What to produce: Locate every line in the material below that has the word "chrome". Copy each of those lines.

*** Supplied data ***

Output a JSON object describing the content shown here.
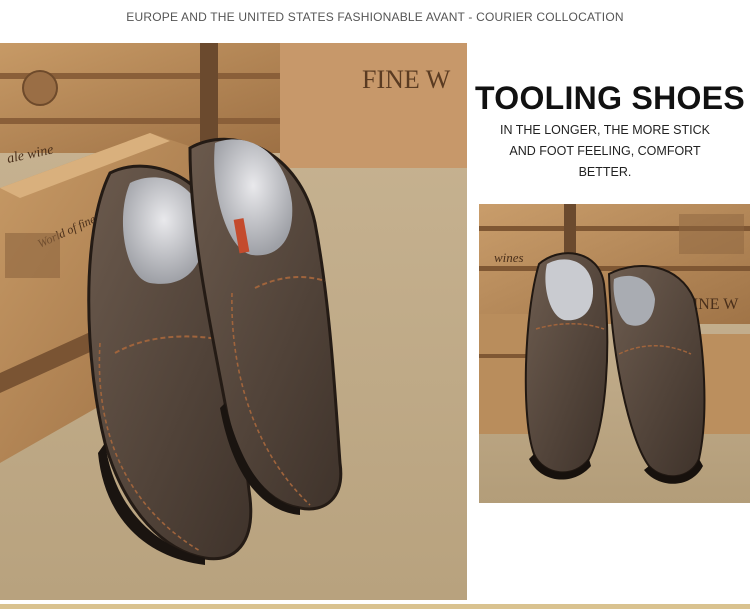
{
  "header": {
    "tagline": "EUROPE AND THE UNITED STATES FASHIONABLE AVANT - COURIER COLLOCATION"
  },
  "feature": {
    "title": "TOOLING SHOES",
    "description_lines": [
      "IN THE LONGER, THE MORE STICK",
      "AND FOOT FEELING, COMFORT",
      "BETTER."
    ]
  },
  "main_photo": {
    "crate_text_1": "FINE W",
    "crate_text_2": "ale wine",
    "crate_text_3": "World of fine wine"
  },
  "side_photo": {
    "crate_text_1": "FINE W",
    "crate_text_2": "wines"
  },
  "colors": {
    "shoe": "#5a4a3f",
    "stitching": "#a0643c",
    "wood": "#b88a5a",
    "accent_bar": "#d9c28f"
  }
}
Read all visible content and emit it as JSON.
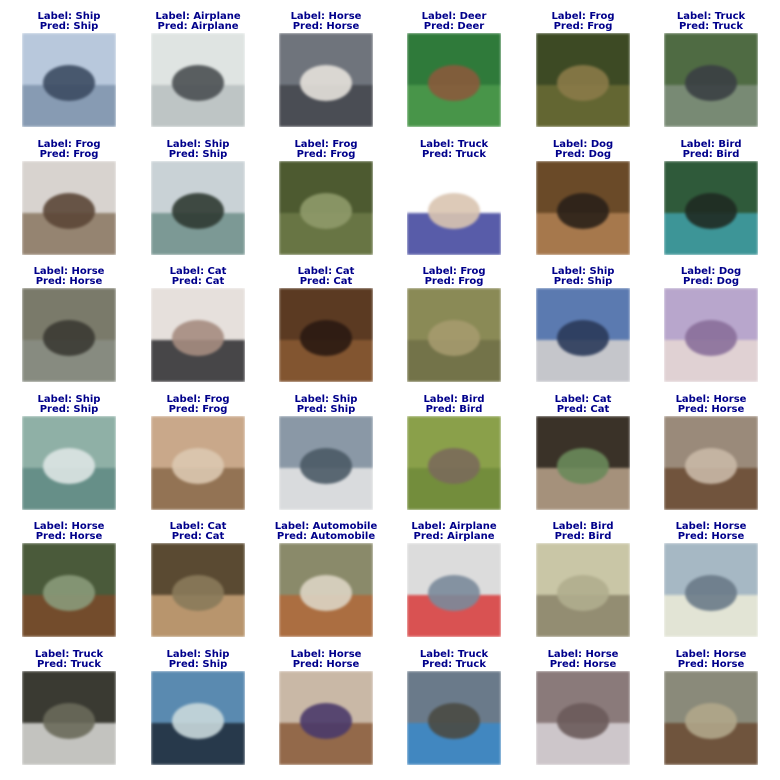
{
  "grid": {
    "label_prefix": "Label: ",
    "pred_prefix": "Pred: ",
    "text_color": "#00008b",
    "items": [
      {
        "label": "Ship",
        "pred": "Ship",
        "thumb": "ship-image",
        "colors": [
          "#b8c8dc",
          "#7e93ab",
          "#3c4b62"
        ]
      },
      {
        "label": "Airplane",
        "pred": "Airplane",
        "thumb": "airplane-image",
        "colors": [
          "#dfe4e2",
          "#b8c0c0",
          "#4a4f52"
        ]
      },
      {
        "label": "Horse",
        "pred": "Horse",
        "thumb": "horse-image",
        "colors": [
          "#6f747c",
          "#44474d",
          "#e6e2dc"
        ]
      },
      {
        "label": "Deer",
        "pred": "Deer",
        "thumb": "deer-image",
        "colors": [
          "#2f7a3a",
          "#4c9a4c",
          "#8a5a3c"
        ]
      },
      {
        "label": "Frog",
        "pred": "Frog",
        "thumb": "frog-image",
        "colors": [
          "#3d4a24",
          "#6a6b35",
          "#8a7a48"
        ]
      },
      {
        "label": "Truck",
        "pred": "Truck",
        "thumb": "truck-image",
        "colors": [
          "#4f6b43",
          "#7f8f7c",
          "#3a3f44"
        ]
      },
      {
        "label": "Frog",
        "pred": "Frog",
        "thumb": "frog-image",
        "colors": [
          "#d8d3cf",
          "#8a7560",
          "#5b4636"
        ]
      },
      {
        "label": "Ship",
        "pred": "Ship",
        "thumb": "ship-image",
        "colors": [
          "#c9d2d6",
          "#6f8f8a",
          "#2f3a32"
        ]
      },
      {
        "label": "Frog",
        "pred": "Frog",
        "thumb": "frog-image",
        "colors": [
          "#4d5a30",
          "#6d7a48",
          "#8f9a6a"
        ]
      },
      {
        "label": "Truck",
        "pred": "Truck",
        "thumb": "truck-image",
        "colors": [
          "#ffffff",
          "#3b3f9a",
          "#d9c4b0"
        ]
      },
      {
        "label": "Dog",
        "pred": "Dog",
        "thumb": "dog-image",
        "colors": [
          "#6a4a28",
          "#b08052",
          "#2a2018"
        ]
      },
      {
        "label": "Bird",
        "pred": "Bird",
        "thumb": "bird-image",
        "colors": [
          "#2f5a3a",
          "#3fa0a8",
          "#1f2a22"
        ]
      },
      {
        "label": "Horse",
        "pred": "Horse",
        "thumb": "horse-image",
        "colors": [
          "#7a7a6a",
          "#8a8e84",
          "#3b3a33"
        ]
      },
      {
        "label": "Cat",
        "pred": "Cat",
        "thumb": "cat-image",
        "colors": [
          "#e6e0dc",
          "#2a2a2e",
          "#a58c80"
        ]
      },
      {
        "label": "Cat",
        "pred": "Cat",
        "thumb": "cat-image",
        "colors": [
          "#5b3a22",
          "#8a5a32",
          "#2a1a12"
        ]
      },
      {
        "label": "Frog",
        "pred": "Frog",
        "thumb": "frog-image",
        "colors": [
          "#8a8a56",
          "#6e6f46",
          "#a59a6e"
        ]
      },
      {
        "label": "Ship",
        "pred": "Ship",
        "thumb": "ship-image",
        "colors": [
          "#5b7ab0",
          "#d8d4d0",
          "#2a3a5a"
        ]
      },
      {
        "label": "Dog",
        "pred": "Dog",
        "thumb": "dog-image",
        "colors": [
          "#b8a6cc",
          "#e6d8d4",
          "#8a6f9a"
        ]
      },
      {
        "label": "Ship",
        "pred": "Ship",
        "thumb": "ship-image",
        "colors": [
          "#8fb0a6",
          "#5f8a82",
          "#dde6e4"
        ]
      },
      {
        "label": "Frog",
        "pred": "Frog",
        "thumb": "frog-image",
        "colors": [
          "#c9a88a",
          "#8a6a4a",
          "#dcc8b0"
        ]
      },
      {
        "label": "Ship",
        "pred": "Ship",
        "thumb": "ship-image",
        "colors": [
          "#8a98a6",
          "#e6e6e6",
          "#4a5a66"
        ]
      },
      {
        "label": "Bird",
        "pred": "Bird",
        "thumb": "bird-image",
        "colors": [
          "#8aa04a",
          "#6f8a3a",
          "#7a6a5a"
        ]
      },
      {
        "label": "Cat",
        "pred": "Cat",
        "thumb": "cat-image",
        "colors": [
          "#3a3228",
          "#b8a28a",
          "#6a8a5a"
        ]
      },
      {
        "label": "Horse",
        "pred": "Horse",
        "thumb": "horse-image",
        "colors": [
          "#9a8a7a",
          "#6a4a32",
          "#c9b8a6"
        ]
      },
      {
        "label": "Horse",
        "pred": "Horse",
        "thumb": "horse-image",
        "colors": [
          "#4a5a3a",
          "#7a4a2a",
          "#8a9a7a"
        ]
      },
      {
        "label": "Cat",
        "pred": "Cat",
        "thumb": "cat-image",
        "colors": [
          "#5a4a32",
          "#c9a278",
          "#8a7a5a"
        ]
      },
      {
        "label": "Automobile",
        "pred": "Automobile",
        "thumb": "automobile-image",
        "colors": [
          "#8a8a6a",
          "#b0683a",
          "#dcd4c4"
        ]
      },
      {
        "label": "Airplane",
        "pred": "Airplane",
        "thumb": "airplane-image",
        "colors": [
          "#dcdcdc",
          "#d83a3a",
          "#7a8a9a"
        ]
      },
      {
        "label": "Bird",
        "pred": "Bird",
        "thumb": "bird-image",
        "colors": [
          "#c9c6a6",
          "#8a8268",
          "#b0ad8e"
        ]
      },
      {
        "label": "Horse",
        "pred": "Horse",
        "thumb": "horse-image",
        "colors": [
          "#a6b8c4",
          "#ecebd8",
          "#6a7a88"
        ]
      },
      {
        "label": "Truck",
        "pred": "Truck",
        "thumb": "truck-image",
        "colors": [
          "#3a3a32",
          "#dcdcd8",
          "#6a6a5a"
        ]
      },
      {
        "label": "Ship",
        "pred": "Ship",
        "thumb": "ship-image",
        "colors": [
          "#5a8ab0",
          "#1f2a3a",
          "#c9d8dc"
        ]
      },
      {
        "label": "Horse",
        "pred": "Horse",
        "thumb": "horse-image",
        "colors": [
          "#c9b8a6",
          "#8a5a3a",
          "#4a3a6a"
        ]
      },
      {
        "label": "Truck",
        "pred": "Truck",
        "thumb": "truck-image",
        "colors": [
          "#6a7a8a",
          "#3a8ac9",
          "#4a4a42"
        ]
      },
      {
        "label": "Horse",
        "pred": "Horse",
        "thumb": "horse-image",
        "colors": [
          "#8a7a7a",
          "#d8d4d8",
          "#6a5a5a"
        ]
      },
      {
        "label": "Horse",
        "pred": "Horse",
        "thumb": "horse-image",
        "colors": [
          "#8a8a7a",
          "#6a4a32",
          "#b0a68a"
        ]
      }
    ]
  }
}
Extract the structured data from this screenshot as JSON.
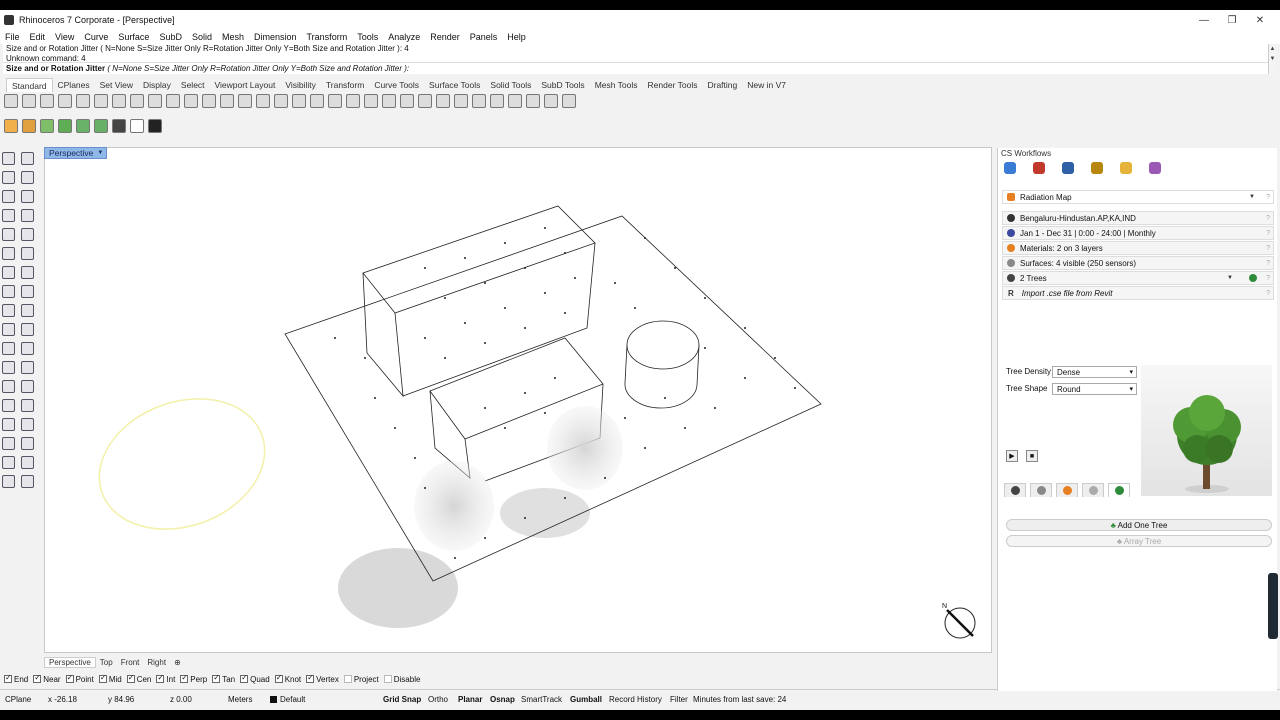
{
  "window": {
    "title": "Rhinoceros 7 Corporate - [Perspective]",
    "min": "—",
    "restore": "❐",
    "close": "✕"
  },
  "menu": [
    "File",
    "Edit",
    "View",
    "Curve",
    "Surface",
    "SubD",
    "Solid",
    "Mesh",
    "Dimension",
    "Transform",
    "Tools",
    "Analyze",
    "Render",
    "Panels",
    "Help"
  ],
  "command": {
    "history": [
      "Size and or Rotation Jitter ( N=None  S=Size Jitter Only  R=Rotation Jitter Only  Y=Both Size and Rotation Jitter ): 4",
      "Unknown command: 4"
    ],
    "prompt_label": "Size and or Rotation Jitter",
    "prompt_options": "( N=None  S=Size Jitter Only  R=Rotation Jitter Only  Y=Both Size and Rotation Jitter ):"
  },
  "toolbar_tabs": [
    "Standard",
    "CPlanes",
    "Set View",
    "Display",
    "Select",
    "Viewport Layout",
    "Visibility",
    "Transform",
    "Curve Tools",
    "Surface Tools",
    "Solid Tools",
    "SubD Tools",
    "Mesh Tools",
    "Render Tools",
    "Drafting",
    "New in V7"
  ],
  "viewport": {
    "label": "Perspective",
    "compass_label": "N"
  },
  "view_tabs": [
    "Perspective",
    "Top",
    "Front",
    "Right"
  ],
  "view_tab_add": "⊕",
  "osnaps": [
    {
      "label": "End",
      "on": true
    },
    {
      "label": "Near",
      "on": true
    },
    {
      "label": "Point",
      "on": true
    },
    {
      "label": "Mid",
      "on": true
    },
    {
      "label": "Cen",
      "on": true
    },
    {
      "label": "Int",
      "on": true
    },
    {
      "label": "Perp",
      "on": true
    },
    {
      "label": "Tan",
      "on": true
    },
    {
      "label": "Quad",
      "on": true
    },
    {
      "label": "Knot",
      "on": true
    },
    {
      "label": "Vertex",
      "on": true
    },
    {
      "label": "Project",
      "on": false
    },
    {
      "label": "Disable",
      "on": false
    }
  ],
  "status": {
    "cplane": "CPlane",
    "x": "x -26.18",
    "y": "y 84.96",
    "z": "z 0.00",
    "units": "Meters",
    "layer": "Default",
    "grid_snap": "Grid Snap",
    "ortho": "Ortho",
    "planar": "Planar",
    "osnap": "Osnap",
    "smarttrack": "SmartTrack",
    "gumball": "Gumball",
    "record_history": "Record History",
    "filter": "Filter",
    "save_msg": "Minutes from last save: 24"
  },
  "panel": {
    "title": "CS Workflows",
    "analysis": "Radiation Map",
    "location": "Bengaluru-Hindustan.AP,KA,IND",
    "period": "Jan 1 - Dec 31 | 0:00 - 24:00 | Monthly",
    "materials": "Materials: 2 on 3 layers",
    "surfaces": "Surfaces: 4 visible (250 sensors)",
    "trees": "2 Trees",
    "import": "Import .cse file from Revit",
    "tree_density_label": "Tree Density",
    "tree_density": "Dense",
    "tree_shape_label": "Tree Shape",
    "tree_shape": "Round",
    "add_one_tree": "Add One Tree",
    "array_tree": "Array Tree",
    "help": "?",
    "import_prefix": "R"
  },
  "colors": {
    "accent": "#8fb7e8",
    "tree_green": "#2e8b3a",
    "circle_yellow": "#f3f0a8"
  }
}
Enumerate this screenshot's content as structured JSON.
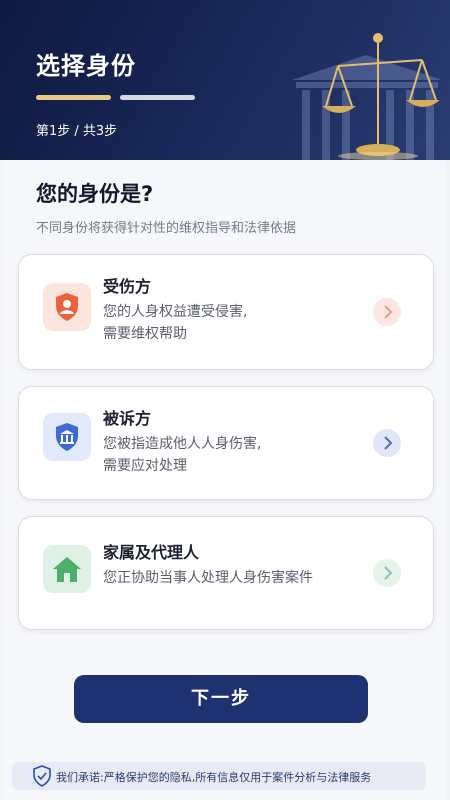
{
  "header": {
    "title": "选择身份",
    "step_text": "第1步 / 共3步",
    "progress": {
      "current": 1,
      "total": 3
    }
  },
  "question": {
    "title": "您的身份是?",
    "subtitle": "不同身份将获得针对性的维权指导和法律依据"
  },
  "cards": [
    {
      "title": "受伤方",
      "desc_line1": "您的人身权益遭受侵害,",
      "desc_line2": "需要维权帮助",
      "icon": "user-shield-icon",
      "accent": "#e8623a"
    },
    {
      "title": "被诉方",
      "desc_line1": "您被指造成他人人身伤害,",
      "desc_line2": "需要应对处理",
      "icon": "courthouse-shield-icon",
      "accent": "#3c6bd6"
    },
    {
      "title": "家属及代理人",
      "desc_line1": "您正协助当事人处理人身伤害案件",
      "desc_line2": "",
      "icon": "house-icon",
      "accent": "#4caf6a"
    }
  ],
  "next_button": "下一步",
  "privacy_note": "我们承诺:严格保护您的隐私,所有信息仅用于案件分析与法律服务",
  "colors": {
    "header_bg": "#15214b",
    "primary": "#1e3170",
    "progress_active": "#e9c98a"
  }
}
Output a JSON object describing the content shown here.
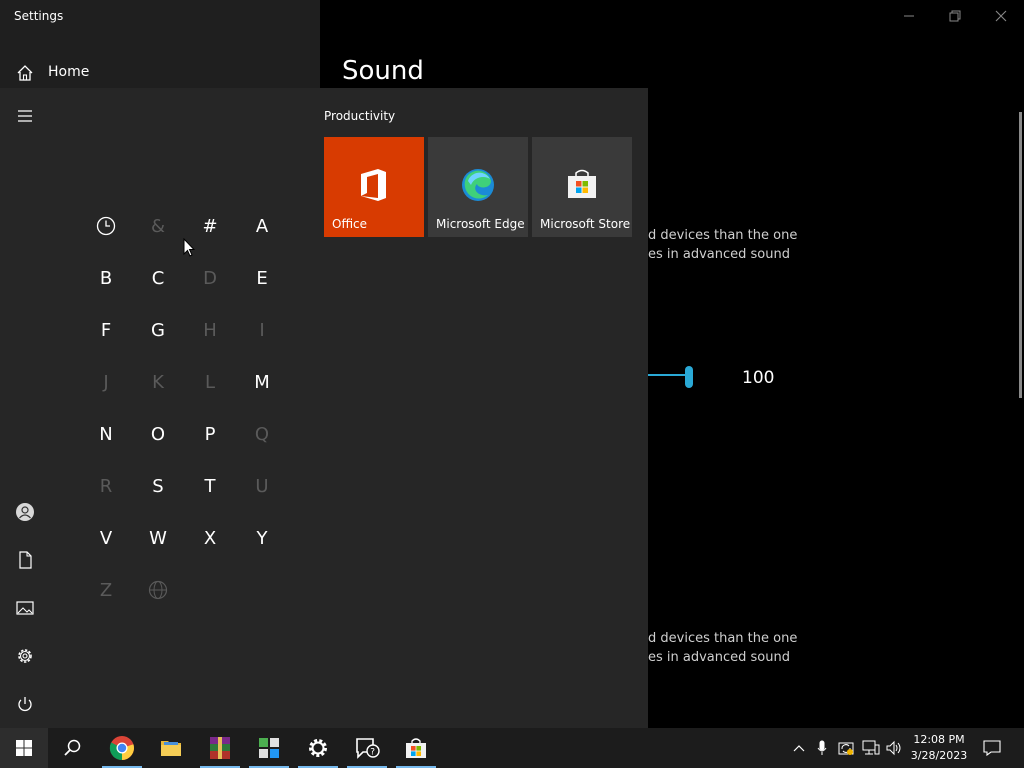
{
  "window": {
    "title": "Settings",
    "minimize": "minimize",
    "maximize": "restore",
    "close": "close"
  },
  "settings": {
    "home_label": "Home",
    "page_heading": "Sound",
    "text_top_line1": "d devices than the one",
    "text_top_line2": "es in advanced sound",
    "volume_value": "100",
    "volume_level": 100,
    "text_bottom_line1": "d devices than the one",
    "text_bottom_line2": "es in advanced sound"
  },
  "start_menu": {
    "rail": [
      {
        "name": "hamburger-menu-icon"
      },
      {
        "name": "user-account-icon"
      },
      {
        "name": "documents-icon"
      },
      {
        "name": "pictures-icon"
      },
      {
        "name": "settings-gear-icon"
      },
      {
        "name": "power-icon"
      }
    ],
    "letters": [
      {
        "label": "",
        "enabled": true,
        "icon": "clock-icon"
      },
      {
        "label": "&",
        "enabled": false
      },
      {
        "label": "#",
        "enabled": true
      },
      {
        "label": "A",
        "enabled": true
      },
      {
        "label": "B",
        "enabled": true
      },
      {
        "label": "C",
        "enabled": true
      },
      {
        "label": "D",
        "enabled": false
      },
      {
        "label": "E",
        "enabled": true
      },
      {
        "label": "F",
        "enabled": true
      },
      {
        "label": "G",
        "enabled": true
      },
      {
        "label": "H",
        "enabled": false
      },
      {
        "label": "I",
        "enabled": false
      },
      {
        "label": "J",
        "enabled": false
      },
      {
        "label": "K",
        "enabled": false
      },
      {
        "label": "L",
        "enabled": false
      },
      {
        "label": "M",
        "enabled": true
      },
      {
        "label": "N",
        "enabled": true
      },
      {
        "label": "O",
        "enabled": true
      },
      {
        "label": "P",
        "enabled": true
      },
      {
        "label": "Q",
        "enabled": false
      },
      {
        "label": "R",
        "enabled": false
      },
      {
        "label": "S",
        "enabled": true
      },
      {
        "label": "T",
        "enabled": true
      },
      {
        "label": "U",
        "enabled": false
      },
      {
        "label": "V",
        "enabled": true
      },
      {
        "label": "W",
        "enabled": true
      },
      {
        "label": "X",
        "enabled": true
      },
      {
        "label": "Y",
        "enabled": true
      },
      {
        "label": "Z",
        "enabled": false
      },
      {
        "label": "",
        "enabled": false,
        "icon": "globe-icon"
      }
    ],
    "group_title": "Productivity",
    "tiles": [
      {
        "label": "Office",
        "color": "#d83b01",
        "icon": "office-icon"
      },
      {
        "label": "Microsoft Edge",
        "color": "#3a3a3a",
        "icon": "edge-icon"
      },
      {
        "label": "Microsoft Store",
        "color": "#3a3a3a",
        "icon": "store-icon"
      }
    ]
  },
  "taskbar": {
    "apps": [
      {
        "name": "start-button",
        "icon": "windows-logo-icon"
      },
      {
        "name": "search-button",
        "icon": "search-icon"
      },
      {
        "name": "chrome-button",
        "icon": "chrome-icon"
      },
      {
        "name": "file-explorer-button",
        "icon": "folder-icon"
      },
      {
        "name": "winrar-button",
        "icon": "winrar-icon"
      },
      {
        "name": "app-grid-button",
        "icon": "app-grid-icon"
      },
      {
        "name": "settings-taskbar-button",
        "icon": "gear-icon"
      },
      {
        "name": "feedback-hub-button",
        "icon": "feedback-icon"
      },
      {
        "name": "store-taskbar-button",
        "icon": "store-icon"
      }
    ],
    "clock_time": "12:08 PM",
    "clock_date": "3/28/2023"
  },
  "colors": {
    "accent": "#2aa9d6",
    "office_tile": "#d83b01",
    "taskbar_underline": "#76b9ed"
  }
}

***

Exercise output:
        "name": "chrome-button",
        "icon": "chrome-icon"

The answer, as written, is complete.